Collection entries:
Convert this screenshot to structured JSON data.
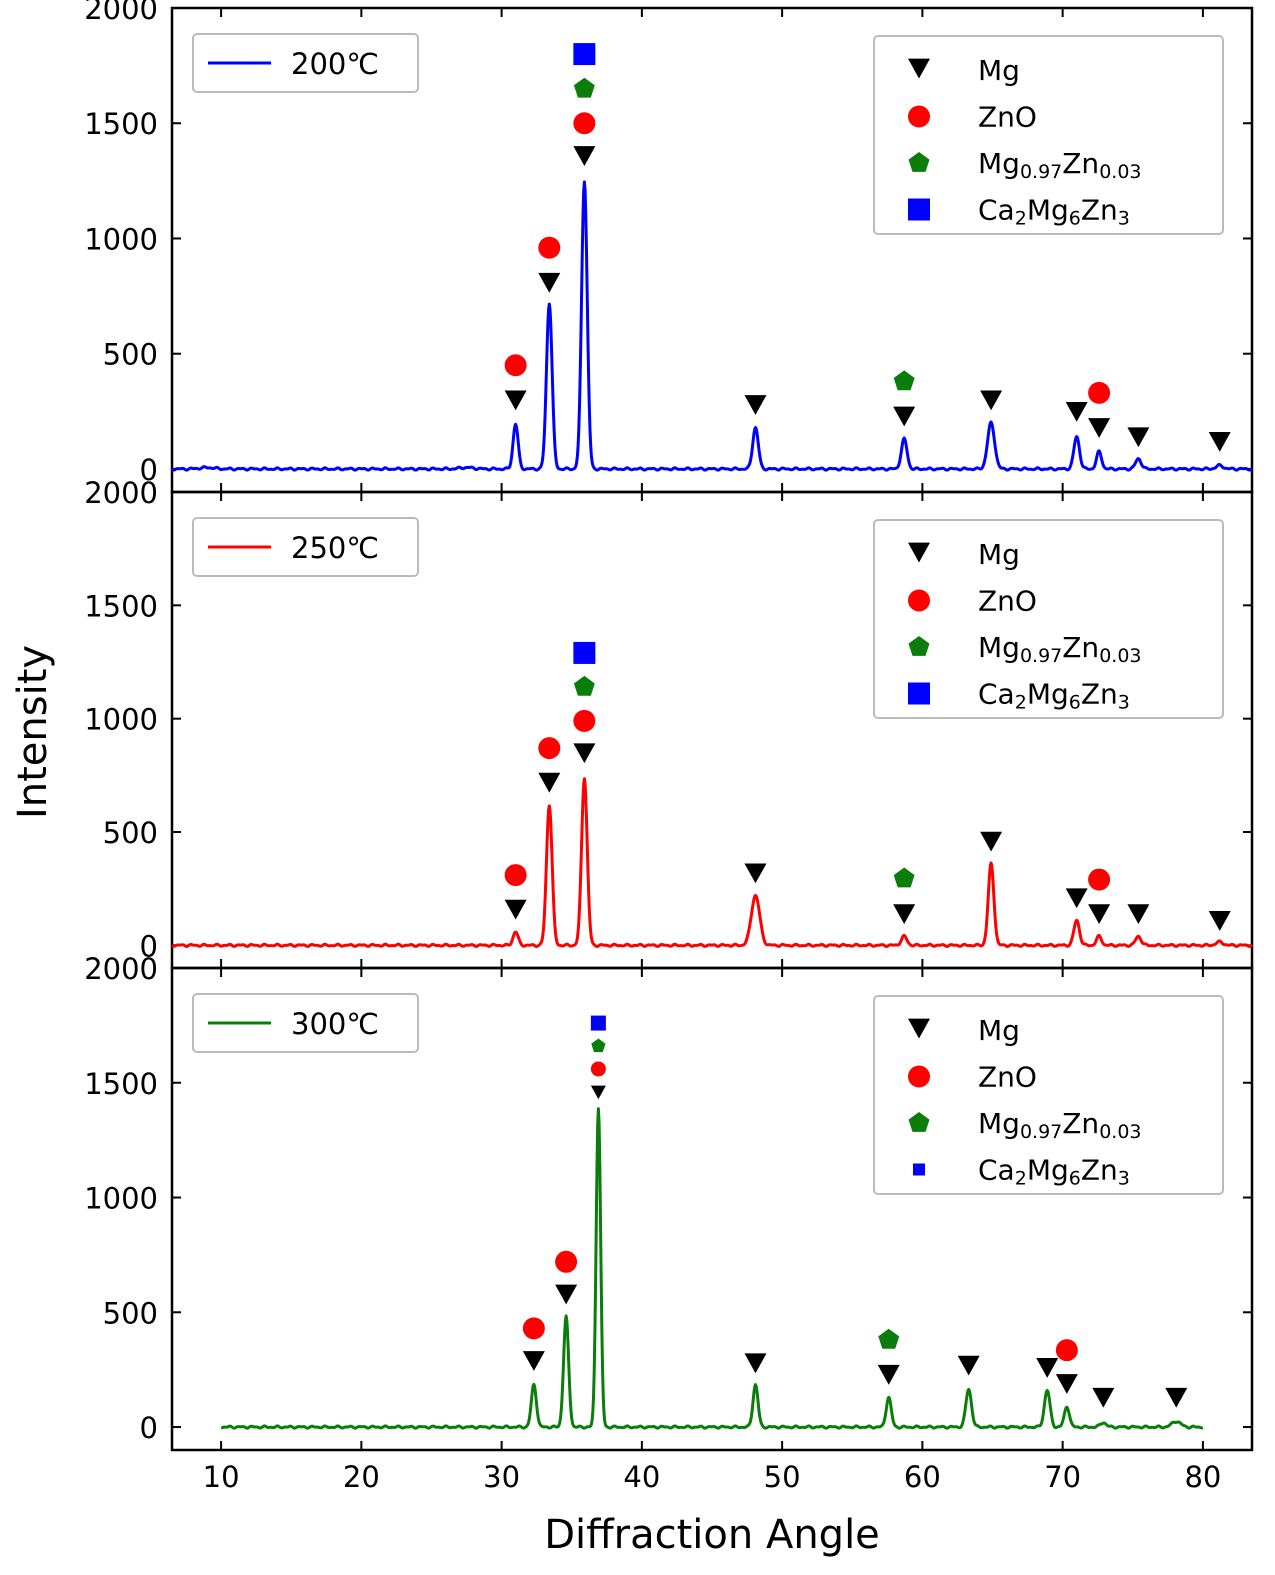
{
  "chart_data": {
    "type": "line",
    "xlabel": "Diffraction Angle",
    "ylabel": "Intensity",
    "xlim": [
      6.5,
      83.5
    ],
    "xticks": [
      10,
      20,
      30,
      40,
      50,
      60,
      70,
      80
    ],
    "ylim": [
      -100,
      2000
    ],
    "yticks": [
      0,
      500,
      1000,
      1500,
      2000
    ],
    "legend_phases": [
      {
        "key": "mg",
        "label": "Mg",
        "marker": "triangle-down",
        "color": "#000000"
      },
      {
        "key": "zno",
        "label": "ZnO",
        "marker": "circle",
        "color": "#ff0000"
      },
      {
        "key": "mgzn",
        "label_parts": [
          [
            "Mg",
            ""
          ],
          [
            "0.97",
            "sub"
          ],
          [
            "Zn",
            ""
          ],
          [
            "0.03",
            "sub"
          ]
        ],
        "marker": "pentagon",
        "color": "#0a7d0a"
      },
      {
        "key": "camgzn",
        "label_parts": [
          [
            "Ca",
            ""
          ],
          [
            "2",
            "sub"
          ],
          [
            "Mg",
            ""
          ],
          [
            "6",
            "sub"
          ],
          [
            "Zn",
            ""
          ],
          [
            "3",
            "sub"
          ]
        ],
        "marker": "square",
        "color": "#0000ff"
      }
    ],
    "panels": [
      {
        "name": "200",
        "legend_label": "200℃",
        "color": "#0000ff",
        "x_range": [
          6.5,
          83.5
        ],
        "noise": [
          [
            9,
            6
          ],
          [
            27.5,
            6
          ]
        ],
        "peaks": [
          [
            31.0,
            195,
            0.18
          ],
          [
            33.4,
            720,
            0.2
          ],
          [
            35.9,
            1250,
            0.2
          ],
          [
            48.1,
            180,
            0.2
          ],
          [
            58.7,
            130,
            0.2
          ],
          [
            64.9,
            200,
            0.25
          ],
          [
            71.0,
            140,
            0.2
          ],
          [
            72.6,
            75,
            0.18
          ],
          [
            75.4,
            45,
            0.2
          ],
          [
            81.2,
            15,
            0.25
          ]
        ],
        "annotations": [
          {
            "x": 31.0,
            "marks": [
              [
                "mg",
                300
              ],
              [
                "zno",
                450
              ]
            ]
          },
          {
            "x": 33.4,
            "marks": [
              [
                "mg",
                810
              ],
              [
                "zno",
                960
              ]
            ]
          },
          {
            "x": 35.9,
            "marks": [
              [
                "mg",
                1360
              ],
              [
                "zno",
                1500
              ],
              [
                "mgzn",
                1650
              ],
              [
                "camgzn",
                1800
              ]
            ]
          },
          {
            "x": 48.1,
            "marks": [
              [
                "mg",
                280
              ]
            ]
          },
          {
            "x": 58.7,
            "marks": [
              [
                "mg",
                230
              ],
              [
                "mgzn",
                380
              ]
            ]
          },
          {
            "x": 64.9,
            "marks": [
              [
                "mg",
                300
              ]
            ]
          },
          {
            "x": 71.0,
            "marks": [
              [
                "mg",
                250
              ]
            ]
          },
          {
            "x": 72.6,
            "marks": [
              [
                "mg",
                180
              ],
              [
                "zno",
                330
              ]
            ]
          },
          {
            "x": 75.4,
            "marks": [
              [
                "mg",
                140
              ]
            ]
          },
          {
            "x": 81.2,
            "marks": [
              [
                "mg",
                120
              ]
            ]
          }
        ]
      },
      {
        "name": "250",
        "legend_label": "250℃",
        "color": "#ff0000",
        "x_range": [
          6.5,
          83.5
        ],
        "noise": [],
        "peaks": [
          [
            31.0,
            60,
            0.18
          ],
          [
            33.4,
            620,
            0.2
          ],
          [
            35.9,
            740,
            0.2
          ],
          [
            48.1,
            220,
            0.3
          ],
          [
            58.7,
            40,
            0.2
          ],
          [
            64.9,
            360,
            0.2
          ],
          [
            71.0,
            110,
            0.2
          ],
          [
            72.6,
            40,
            0.18
          ],
          [
            75.4,
            40,
            0.2
          ],
          [
            81.2,
            15,
            0.25
          ]
        ],
        "annotations": [
          {
            "x": 31.0,
            "marks": [
              [
                "mg",
                160
              ],
              [
                "zno",
                310
              ]
            ]
          },
          {
            "x": 33.4,
            "marks": [
              [
                "mg",
                720
              ],
              [
                "zno",
                870
              ]
            ]
          },
          {
            "x": 35.9,
            "marks": [
              [
                "mg",
                850
              ],
              [
                "zno",
                990
              ],
              [
                "mgzn",
                1140
              ],
              [
                "camgzn",
                1290
              ]
            ]
          },
          {
            "x": 48.1,
            "marks": [
              [
                "mg",
                320
              ]
            ]
          },
          {
            "x": 58.7,
            "marks": [
              [
                "mg",
                140
              ],
              [
                "mgzn",
                295
              ]
            ]
          },
          {
            "x": 64.9,
            "marks": [
              [
                "mg",
                460
              ]
            ]
          },
          {
            "x": 71.0,
            "marks": [
              [
                "mg",
                210
              ]
            ]
          },
          {
            "x": 72.6,
            "marks": [
              [
                "mg",
                140
              ],
              [
                "zno",
                290
              ]
            ]
          },
          {
            "x": 75.4,
            "marks": [
              [
                "mg",
                140
              ]
            ]
          },
          {
            "x": 81.2,
            "marks": [
              [
                "mg",
                110
              ]
            ]
          }
        ]
      },
      {
        "name": "300",
        "legend_label": "300℃",
        "color": "#0a7d0a",
        "x_range": [
          10,
          80
        ],
        "noise": [],
        "peaks": [
          [
            32.3,
            185,
            0.18
          ],
          [
            34.6,
            480,
            0.18
          ],
          [
            36.9,
            1390,
            0.16
          ],
          [
            48.1,
            185,
            0.18
          ],
          [
            57.6,
            130,
            0.18
          ],
          [
            63.3,
            165,
            0.2
          ],
          [
            68.9,
            160,
            0.2
          ],
          [
            70.3,
            90,
            0.18
          ],
          [
            72.9,
            20,
            0.2
          ],
          [
            78.1,
            25,
            0.3
          ]
        ],
        "annotations": [
          {
            "x": 32.3,
            "marks": [
              [
                "mg",
                290
              ],
              [
                "zno",
                430
              ]
            ]
          },
          {
            "x": 34.6,
            "marks": [
              [
                "mg",
                580
              ],
              [
                "zno",
                720
              ]
            ]
          },
          {
            "x": 36.9,
            "marks": [
              [
                "mg",
                1460
              ],
              [
                "zno",
                1560
              ],
              [
                "mgzn",
                1660
              ],
              [
                "camgzn",
                1760
              ]
            ]
          },
          {
            "x": 48.1,
            "marks": [
              [
                "mg",
                280
              ]
            ]
          },
          {
            "x": 57.6,
            "marks": [
              [
                "mg",
                230
              ],
              [
                "mgzn",
                380
              ]
            ]
          },
          {
            "x": 63.3,
            "marks": [
              [
                "mg",
                270
              ]
            ]
          },
          {
            "x": 68.9,
            "marks": [
              [
                "mg",
                260
              ]
            ]
          },
          {
            "x": 70.3,
            "marks": [
              [
                "mg",
                190
              ],
              [
                "zno",
                335
              ]
            ]
          },
          {
            "x": 72.9,
            "marks": [
              [
                "mg",
                130
              ]
            ]
          },
          {
            "x": 78.1,
            "marks": [
              [
                "mg",
                130
              ]
            ]
          }
        ]
      }
    ]
  }
}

- _Set problem_: Only lines with the word "marker" should be collected from the material.

- _The result_:
        "marker": "triangle-down",
        "marker": "circle",
        "marker": "pentagon",
        "marker": "square",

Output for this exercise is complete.